WHAT YOU WILL DO> Return the material exactly as supplied, apart from the pictures, which are omitted.

(Saved entries)
_ _ _
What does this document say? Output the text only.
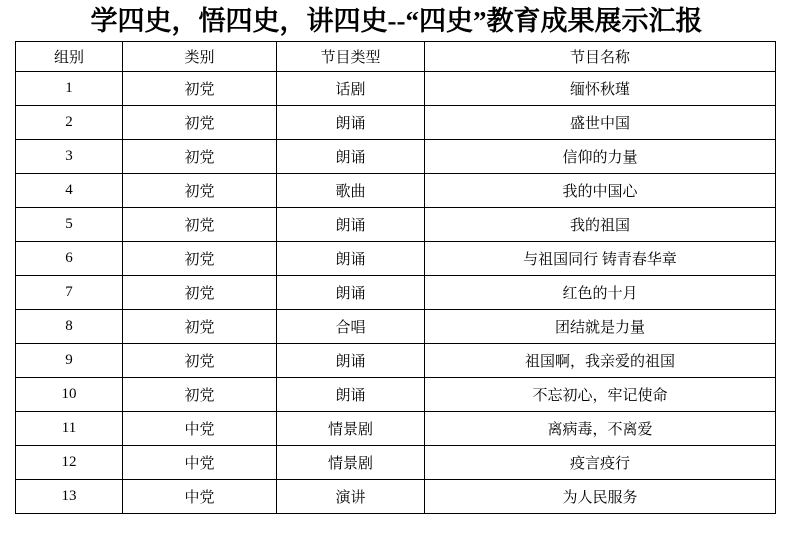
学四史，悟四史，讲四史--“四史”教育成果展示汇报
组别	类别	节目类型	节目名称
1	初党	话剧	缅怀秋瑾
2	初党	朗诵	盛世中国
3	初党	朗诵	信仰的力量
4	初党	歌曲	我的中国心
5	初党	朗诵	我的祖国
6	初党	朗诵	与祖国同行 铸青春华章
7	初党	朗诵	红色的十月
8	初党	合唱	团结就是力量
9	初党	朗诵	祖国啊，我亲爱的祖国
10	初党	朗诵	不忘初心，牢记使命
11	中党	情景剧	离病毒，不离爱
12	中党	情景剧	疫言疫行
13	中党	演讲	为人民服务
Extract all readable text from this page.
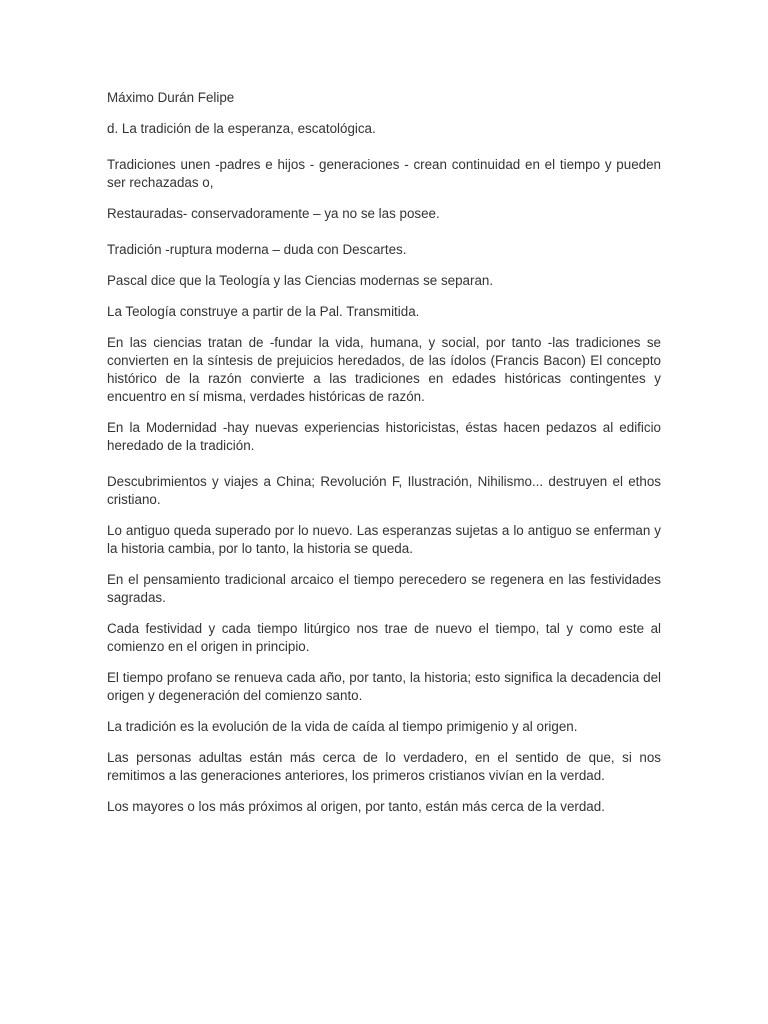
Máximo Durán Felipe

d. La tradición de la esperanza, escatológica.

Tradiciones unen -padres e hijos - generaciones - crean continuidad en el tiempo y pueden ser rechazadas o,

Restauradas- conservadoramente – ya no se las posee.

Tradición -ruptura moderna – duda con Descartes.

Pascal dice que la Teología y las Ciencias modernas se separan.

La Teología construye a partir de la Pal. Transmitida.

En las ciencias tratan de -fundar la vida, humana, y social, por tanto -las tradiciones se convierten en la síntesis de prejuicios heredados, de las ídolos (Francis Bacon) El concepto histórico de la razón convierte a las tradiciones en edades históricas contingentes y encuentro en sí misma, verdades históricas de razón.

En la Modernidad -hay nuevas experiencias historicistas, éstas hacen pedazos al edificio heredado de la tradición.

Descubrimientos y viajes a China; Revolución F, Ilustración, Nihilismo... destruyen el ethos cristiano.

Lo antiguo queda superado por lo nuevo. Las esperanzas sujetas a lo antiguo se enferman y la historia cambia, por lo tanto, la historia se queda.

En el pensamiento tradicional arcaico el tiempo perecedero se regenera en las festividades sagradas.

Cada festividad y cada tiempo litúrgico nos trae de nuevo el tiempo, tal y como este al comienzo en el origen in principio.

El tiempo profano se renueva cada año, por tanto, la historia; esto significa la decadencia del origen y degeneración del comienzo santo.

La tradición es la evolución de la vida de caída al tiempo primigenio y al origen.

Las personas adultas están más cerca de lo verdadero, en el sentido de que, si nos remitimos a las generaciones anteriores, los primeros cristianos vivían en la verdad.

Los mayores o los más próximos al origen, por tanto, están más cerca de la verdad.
_ _ _
THE RESULT>
What does this document say? Output the text only.
学四史，悟四史，讲四史--“四史”教育成果展示汇报
组别	类别	节目类型	节目名称
1	初党	话剧	缅怀秋瑾
2	初党	朗诵	盛世中国
3	初党	朗诵	信仰的力量
4	初党	歌曲	我的中国心
5	初党	朗诵	我的祖国
6	初党	朗诵	与祖国同行 铸青春华章
7	初党	朗诵	红色的十月
8	初党	合唱	团结就是力量
9	初党	朗诵	祖国啊，我亲爱的祖国
10	初党	朗诵	不忘初心，牢记使命
11	中党	情景剧	离病毒，不离爱
12	中党	情景剧	疫言疫行
13	中党	演讲	为人民服务
Extract all readable text from this page.
Máximo Durán Felipe

d. La tradición de la esperanza, escatológica.

Tradiciones unen -padres e hijos - generaciones - crean continuidad en el tiempo y pueden ser rechazadas o,

Restauradas- conservadoramente – ya no se las posee.

Tradición -ruptura moderna – duda con Descartes.

Pascal dice que la Teología y las Ciencias modernas se separan.

La Teología construye a partir de la Pal. Transmitida.

En las ciencias tratan de -fundar la vida, humana, y social, por tanto -las tradiciones se convierten en la síntesis de prejuicios heredados, de las ídolos (Francis Bacon) El concepto histórico de la razón convierte a las tradiciones en edades históricas contingentes y encuentro en sí misma, verdades históricas de razón.

En la Modernidad -hay nuevas experiencias historicistas, éstas hacen pedazos al edificio heredado de la tradición.

Descubrimientos y viajes a China; Revolución F, Ilustración, Nihilismo... destruyen el ethos cristiano.

Lo antiguo queda superado por lo nuevo. Las esperanzas sujetas a lo antiguo se enferman y la historia cambia, por lo tanto, la historia se queda.

En el pensamiento tradicional arcaico el tiempo perecedero se regenera en las festividades sagradas.

Cada festividad y cada tiempo litúrgico nos trae de nuevo el tiempo, tal y como este al comienzo en el origen in principio.

El tiempo profano se renueva cada año, por tanto, la historia; esto significa la decadencia del origen y degeneración del comienzo santo.

La tradición es la evolución de la vida de caída al tiempo primigenio y al origen.

Las personas adultas están más cerca de lo verdadero, en el sentido de que, si nos remitimos a las generaciones anteriores, los primeros cristianos vivían en la verdad.

Los mayores o los más próximos al origen, por tanto, están más cerca de la verdad.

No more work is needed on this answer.